# STORED ROWS:
_ _ _
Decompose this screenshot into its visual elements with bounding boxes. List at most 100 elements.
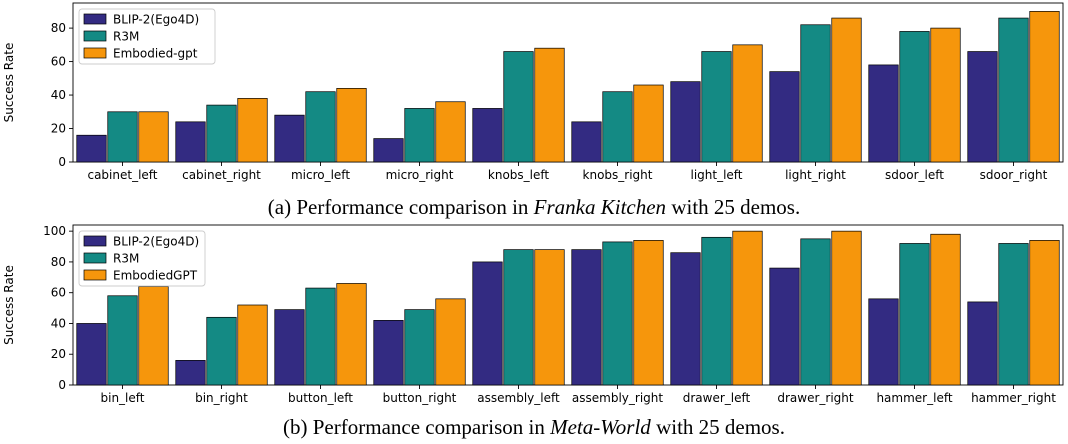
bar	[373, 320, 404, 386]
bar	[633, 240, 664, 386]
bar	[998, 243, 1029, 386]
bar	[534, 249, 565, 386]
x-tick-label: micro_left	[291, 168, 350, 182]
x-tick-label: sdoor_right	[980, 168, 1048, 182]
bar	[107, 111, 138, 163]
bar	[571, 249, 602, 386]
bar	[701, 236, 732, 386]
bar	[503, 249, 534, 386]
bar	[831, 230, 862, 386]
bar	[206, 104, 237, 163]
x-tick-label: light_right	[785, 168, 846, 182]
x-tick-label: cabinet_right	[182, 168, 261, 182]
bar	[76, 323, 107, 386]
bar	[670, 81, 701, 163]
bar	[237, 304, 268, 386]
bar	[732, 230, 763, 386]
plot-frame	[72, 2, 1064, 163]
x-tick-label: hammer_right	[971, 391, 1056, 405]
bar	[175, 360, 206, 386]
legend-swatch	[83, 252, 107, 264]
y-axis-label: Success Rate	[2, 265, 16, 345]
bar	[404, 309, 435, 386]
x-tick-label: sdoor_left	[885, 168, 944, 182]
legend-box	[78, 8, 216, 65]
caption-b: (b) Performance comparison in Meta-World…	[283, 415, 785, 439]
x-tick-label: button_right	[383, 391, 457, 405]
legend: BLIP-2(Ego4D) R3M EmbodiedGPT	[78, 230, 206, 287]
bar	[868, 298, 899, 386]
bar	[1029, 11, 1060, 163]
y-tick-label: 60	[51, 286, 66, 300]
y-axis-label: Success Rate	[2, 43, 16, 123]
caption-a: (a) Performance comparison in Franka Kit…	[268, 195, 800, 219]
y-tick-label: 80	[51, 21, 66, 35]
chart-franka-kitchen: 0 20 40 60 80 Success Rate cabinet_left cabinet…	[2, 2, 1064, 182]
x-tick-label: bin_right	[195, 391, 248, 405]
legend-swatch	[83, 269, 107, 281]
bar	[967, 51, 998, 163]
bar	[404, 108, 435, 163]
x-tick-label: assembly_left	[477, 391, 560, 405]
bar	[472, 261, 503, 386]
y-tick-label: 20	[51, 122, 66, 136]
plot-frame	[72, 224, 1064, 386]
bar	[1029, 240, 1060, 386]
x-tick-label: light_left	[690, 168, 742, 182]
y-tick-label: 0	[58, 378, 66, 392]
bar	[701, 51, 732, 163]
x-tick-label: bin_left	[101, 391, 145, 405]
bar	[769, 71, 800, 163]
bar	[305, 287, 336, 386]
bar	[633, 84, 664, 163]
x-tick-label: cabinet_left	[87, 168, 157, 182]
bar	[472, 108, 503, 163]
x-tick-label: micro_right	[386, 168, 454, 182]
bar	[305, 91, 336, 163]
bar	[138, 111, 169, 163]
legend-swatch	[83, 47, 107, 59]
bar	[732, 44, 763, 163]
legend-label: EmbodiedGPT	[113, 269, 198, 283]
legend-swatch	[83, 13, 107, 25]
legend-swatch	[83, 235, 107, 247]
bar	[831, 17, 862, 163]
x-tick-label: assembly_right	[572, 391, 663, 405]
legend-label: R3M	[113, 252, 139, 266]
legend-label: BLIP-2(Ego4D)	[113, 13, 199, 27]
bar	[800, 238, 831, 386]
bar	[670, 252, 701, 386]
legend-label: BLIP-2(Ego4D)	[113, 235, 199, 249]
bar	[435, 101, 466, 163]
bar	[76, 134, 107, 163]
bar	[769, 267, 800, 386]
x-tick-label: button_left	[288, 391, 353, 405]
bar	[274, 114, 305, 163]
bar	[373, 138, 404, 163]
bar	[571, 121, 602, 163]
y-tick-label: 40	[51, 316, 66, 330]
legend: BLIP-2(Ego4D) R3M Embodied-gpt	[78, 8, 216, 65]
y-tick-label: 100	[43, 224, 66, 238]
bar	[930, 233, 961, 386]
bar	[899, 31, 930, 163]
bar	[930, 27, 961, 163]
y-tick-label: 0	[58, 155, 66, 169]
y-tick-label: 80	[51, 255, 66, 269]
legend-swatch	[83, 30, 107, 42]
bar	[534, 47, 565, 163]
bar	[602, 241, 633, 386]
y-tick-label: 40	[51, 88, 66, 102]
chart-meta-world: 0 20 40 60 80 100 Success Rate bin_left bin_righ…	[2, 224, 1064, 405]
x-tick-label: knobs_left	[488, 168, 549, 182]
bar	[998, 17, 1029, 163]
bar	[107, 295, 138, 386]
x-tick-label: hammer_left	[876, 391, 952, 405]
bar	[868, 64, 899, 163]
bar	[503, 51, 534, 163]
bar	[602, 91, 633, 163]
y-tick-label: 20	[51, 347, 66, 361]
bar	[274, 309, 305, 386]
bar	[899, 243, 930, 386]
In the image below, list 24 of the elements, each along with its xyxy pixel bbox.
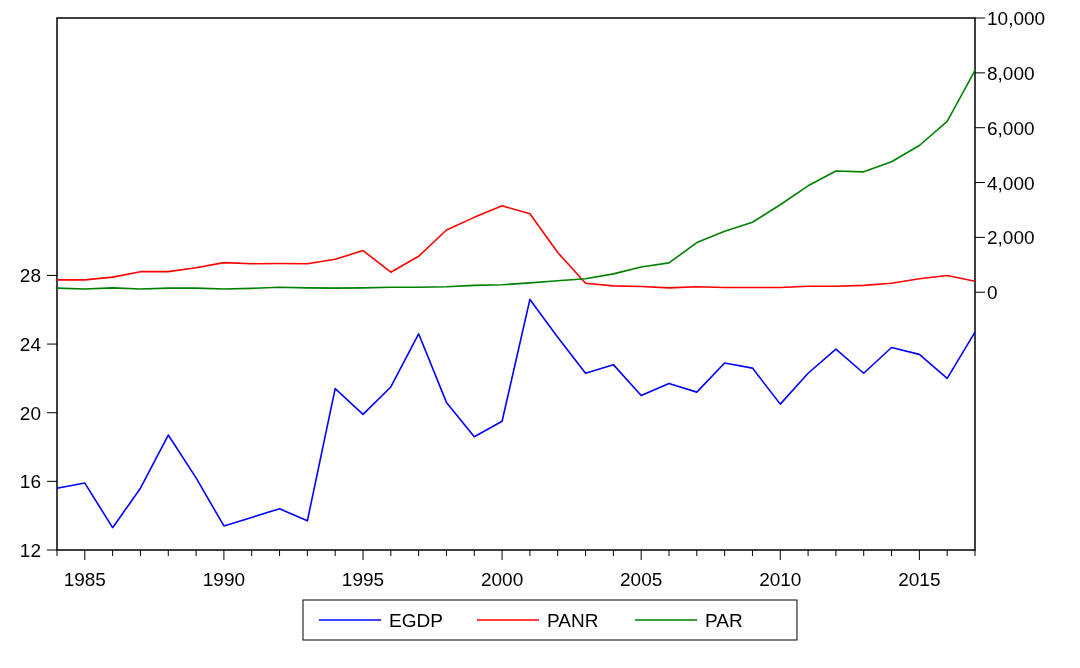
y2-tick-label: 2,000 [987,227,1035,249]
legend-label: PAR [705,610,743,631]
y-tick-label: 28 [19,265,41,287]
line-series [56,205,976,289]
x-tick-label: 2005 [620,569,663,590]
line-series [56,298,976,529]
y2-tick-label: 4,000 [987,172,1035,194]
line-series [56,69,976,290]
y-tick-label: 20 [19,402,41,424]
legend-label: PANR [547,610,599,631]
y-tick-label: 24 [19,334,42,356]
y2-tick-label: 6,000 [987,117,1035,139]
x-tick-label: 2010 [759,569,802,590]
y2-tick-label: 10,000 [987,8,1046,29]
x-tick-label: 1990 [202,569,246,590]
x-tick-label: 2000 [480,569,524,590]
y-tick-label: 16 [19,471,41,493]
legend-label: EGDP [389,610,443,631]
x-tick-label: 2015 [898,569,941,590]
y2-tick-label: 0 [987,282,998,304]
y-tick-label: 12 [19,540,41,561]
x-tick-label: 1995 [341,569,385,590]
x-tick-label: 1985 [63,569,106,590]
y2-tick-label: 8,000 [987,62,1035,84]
_ _ _
# WORK TO COMPLETE:
Return every line of the records above verbatim, omitting the pictures.

# EXERCISE SOLUTION:
Decompose this screenshot into its visual elements with bounding boxes. List at most 100 elements.
bar	[373, 320, 404, 386]
bar	[633, 240, 664, 386]
bar	[998, 243, 1029, 386]
bar	[534, 249, 565, 386]
x-tick-label: micro_left	[291, 168, 350, 182]
x-tick-label: sdoor_right	[980, 168, 1048, 182]
bar	[107, 111, 138, 163]
bar	[571, 249, 602, 386]
bar	[701, 236, 732, 386]
bar	[503, 249, 534, 386]
bar	[831, 230, 862, 386]
bar	[206, 104, 237, 163]
x-tick-label: light_right	[785, 168, 846, 182]
x-tick-label: cabinet_right	[182, 168, 261, 182]
bar	[76, 323, 107, 386]
bar	[670, 81, 701, 163]
bar	[237, 304, 268, 386]
bar	[732, 230, 763, 386]
plot-frame	[72, 2, 1064, 163]
x-tick-label: hammer_right	[971, 391, 1056, 405]
bar	[175, 360, 206, 386]
legend-swatch	[83, 252, 107, 264]
y-axis-label: Success Rate	[2, 265, 16, 345]
bar	[404, 309, 435, 386]
x-tick-label: sdoor_left	[885, 168, 944, 182]
legend-box	[78, 8, 216, 65]
caption-b: (b) Performance comparison in Meta-World…	[283, 415, 785, 439]
x-tick-label: button_right	[383, 391, 457, 405]
legend: BLIP-2(Ego4D) R3M EmbodiedGPT	[78, 230, 206, 287]
bar	[868, 298, 899, 386]
bar	[1029, 11, 1060, 163]
y-tick-label: 60	[51, 286, 66, 300]
y-axis-label: Success Rate	[2, 43, 16, 123]
caption-a: (a) Performance comparison in Franka Kit…	[268, 195, 800, 219]
y-tick-label: 80	[51, 21, 66, 35]
chart-franka-kitchen: 0 20 40 60 80 Success Rate cabinet_left cabinet…	[2, 2, 1064, 182]
x-tick-label: bin_right	[195, 391, 248, 405]
legend-swatch	[83, 269, 107, 281]
bar	[967, 51, 998, 163]
bar	[404, 108, 435, 163]
x-tick-label: assembly_left	[477, 391, 560, 405]
bar	[472, 261, 503, 386]
y-tick-label: 20	[51, 122, 66, 136]
plot-frame	[72, 224, 1064, 386]
bar	[1029, 240, 1060, 386]
x-tick-label: light_left	[690, 168, 742, 182]
y-tick-label: 0	[58, 378, 66, 392]
bar	[701, 51, 732, 163]
x-tick-label: bin_left	[101, 391, 145, 405]
bar	[769, 71, 800, 163]
bar	[305, 287, 336, 386]
bar	[633, 84, 664, 163]
x-tick-label: cabinet_left	[87, 168, 157, 182]
bar	[472, 108, 503, 163]
x-tick-label: micro_right	[386, 168, 454, 182]
bar	[305, 91, 336, 163]
bar	[138, 111, 169, 163]
legend-swatch	[83, 47, 107, 59]
bar	[732, 44, 763, 163]
legend-label: EmbodiedGPT	[113, 269, 198, 283]
legend-swatch	[83, 13, 107, 25]
legend-swatch	[83, 235, 107, 247]
bar	[831, 17, 862, 163]
x-tick-label: assembly_right	[572, 391, 663, 405]
legend-label: R3M	[113, 252, 139, 266]
legend-label: BLIP-2(Ego4D)	[113, 13, 199, 27]
bar	[800, 238, 831, 386]
bar	[670, 252, 701, 386]
legend-label: BLIP-2(Ego4D)	[113, 235, 199, 249]
bar	[435, 101, 466, 163]
bar	[76, 134, 107, 163]
bar	[769, 267, 800, 386]
x-tick-label: button_left	[288, 391, 353, 405]
bar	[274, 114, 305, 163]
bar	[373, 138, 404, 163]
bar	[571, 121, 602, 163]
y-tick-label: 40	[51, 316, 66, 330]
legend: BLIP-2(Ego4D) R3M Embodied-gpt	[78, 8, 216, 65]
y-tick-label: 100	[43, 224, 66, 238]
bar	[930, 233, 961, 386]
bar	[899, 31, 930, 163]
bar	[930, 27, 961, 163]
y-tick-label: 0	[58, 155, 66, 169]
y-tick-label: 80	[51, 255, 66, 269]
legend-swatch	[83, 30, 107, 42]
bar	[534, 47, 565, 163]
bar	[602, 241, 633, 386]
y-tick-label: 40	[51, 88, 66, 102]
chart-meta-world: 0 20 40 60 80 100 Success Rate bin_left bin_righ…	[2, 224, 1064, 405]
x-tick-label: knobs_left	[488, 168, 549, 182]
bar	[998, 17, 1029, 163]
bar	[107, 295, 138, 386]
x-tick-label: hammer_left	[876, 391, 952, 405]
bar	[868, 64, 899, 163]
bar	[503, 51, 534, 163]
bar	[602, 91, 633, 163]
y-tick-label: 20	[51, 347, 66, 361]
bar	[274, 309, 305, 386]
bar	[899, 243, 930, 386]
In the image below, list 24 of the elements, each along with its xyxy pixel bbox.
y2-tick-label: 2,000 [987,227,1035,249]
legend-label: PAR [705,610,743,631]
y-tick-label: 28 [19,265,41,287]
line-series [56,205,976,289]
x-tick-label: 2005 [620,569,663,590]
line-series [56,298,976,529]
y2-tick-label: 4,000 [987,172,1035,194]
line-series [56,69,976,290]
y-tick-label: 20 [19,402,41,424]
legend-label: PANR [547,610,599,631]
y-tick-label: 24 [19,334,42,356]
y2-tick-label: 6,000 [987,117,1035,139]
x-tick-label: 2010 [759,569,802,590]
y2-tick-label: 10,000 [987,8,1046,29]
x-tick-label: 1990 [202,569,246,590]
x-tick-label: 2000 [480,569,524,590]
y-tick-label: 16 [19,471,41,493]
legend-label: EGDP [389,610,443,631]
x-tick-label: 2015 [898,569,941,590]
y2-tick-label: 0 [987,282,998,304]
y-tick-label: 12 [19,540,41,561]
x-tick-label: 1995 [341,569,385,590]
x-tick-label: 1985 [63,569,106,590]
y2-tick-label: 8,000 [987,62,1035,84]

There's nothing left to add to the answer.